--- start RAW RECORDS ---

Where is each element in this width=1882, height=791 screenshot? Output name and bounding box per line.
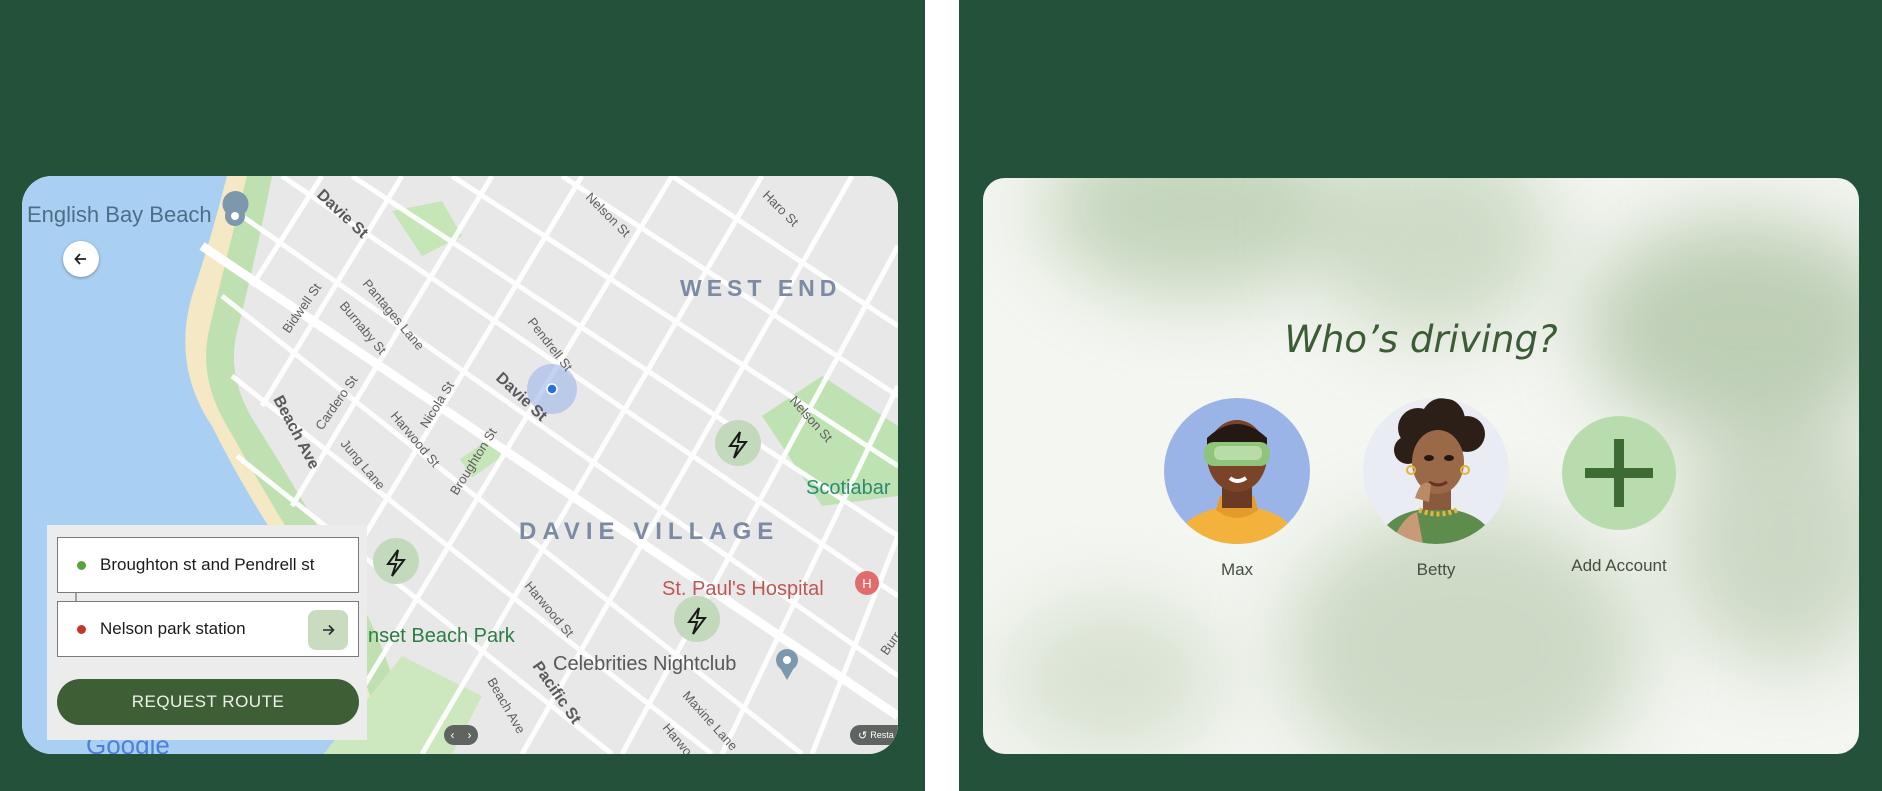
go-button[interactable] [308,610,348,650]
label-davie-village: DAVIE VILLAGE [519,518,779,545]
request-route-button[interactable]: REQUEST ROUTE [57,679,359,725]
profile-name-max: Max [1220,560,1254,579]
carousel-control[interactable]: ‹ › [444,725,478,745]
chevron-left-icon[interactable]: ‹ [451,728,455,742]
map-view[interactable]: H English Bay Beach WEST END DAVIE VILLA… [22,176,898,754]
person-max-icon [1174,420,1300,544]
avatar-betty[interactable] [1363,398,1509,544]
back-button[interactable] [63,241,99,277]
svg-text:H: H [862,576,871,591]
arrow-left-icon [74,253,86,265]
restart-button[interactable]: ↺ Resta [850,725,898,745]
label-west-end: WEST END [680,275,841,301]
label-st-pauls: St. Paul's Hospital [662,578,824,600]
add-account-button[interactable] [1562,416,1676,530]
origin-field[interactable]: Broughton st and Pendrell st [57,537,359,593]
charger-marker-3 [674,596,720,642]
plus-icon [1585,439,1653,507]
destination-text: Nelson park station [100,619,246,638]
restart-label: Resta [870,730,894,740]
profile-card: Who’s driving? Max Betty Add Account [983,178,1859,754]
profile-screen: Who’s driving? Max Betty Add Account [959,0,1882,791]
chevron-right-icon[interactable]: › [468,728,472,742]
person-betty-icon [1377,398,1495,544]
profile-name-betty: Betty [1416,560,1456,579]
current-location-dot [546,383,558,395]
label-english-bay: English Bay Beach [27,202,212,227]
label-sunset-beach: nset Beach Park [368,625,516,647]
arrow-right-icon [323,624,335,636]
charger-marker-1 [715,420,761,466]
restart-icon: ↺ [858,729,868,742]
route-panel: Broughton st and Pendrell st Nelson park… [47,525,367,740]
origin-text: Broughton st and Pendrell st [100,555,315,574]
map-screen: H English Bay Beach WEST END DAVIE VILLA… [0,0,925,791]
charger-marker-2 [373,538,419,584]
page-title: Who’s driving? [1284,318,1558,361]
pin-st-pauls: H [855,571,879,595]
avatar-max[interactable] [1164,398,1310,544]
destination-dot [77,624,86,634]
add-account-label: Add Account [1571,556,1667,575]
label-celebrities: Celebrities Nightclub [553,653,736,675]
origin-dot [77,560,86,570]
label-scotiabank: Scotiabar [806,477,891,499]
destination-field[interactable]: Nelson park station [57,601,359,657]
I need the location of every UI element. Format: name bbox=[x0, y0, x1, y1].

--- end RAW RECORDS ---

__AIM__: Recast the lines of the material as a numbered list, starting at the line that contains "go-button[interactable] [308,610,348,650]" and ending at the line that contains "destination-text: Nelson park", with both of those lines included and any blank lines omitted.

__FINAL ANSWER__:
1. go-button[interactable] [308,610,348,650]
2. label-davie-village: DAVIE VILLAGE [519,518,779,545]
3. request-route-button[interactable]: REQUEST ROUTE [57,679,359,725]
4. profile-name-max: Max [1220,560,1254,579]
5. carousel-control[interactable]: ‹ › [444,725,478,745]
6. chevron-left-icon[interactable]: ‹ [451,728,455,742]
7. map-view[interactable]: H English Bay Beach WEST END DAVIE VILLA… [22,176,898,754]
8. person-max-icon [1174,420,1300,544]
9. avatar-betty[interactable] [1363,398,1509,544]
10. back-button[interactable] [63,241,99,277]
11. svg-text:H: H [862,576,871,591]
12. arrow-left-icon [74,253,86,265]
13. restart-button[interactable]: ↺ Resta [850,725,898,745]
14. label-west-end: WEST END [680,275,841,301]
15. label-st-pauls: St. Paul's Hospital [662,578,824,600]
16. add-account-button[interactable] [1562,416,1676,530]
17. origin-field[interactable]: Broughton st and Pendrell st [57,537,359,593]
18. charger-marker-3 [674,596,720,642]
19. plus-icon [1585,439,1653,507]
20. destination-text: Nelson park station [100,619,246,638]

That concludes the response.